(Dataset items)
----------
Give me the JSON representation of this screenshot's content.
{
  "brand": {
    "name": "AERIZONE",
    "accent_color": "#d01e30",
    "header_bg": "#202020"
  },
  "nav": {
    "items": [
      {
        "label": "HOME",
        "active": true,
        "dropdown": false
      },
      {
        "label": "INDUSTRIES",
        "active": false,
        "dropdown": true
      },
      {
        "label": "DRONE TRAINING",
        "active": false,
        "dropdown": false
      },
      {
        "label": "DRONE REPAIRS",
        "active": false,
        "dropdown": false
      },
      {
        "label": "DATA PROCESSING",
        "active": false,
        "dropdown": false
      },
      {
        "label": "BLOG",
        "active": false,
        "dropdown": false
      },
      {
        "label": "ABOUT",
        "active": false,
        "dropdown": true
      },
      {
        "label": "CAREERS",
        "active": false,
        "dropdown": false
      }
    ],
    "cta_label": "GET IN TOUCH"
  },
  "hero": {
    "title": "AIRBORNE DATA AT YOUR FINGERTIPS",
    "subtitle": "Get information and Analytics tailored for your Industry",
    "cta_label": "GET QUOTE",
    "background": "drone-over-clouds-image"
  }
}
----------
» **DIRECTION**: Print out every entry, keeping each one exact.

» **THE REPLY**:
Give me the JSON representation of this screenshot's content.
{
  "brand": {
    "name": "AERIZONE",
    "accent_color": "#d01e30",
    "header_bg": "#202020"
  },
  "nav": {
    "items": [
      {
        "label": "HOME",
        "active": true,
        "dropdown": false
      },
      {
        "label": "INDUSTRIES",
        "active": false,
        "dropdown": true
      },
      {
        "label": "DRONE TRAINING",
        "active": false,
        "dropdown": false
      },
      {
        "label": "DRONE REPAIRS",
        "active": false,
        "dropdown": false
      },
      {
        "label": "DATA PROCESSING",
        "active": false,
        "dropdown": false
      },
      {
        "label": "BLOG",
        "active": false,
        "dropdown": false
      },
      {
        "label": "ABOUT",
        "active": false,
        "dropdown": true
      },
      {
        "label": "CAREERS",
        "active": false,
        "dropdown": false
      }
    ],
    "cta_label": "GET IN TOUCH"
  },
  "hero": {
    "title": "AIRBORNE DATA AT YOUR FINGERTIPS",
    "subtitle": "Get information and Analytics tailored for your Industry",
    "cta_label": "GET QUOTE",
    "background": "drone-over-clouds-image"
  }
}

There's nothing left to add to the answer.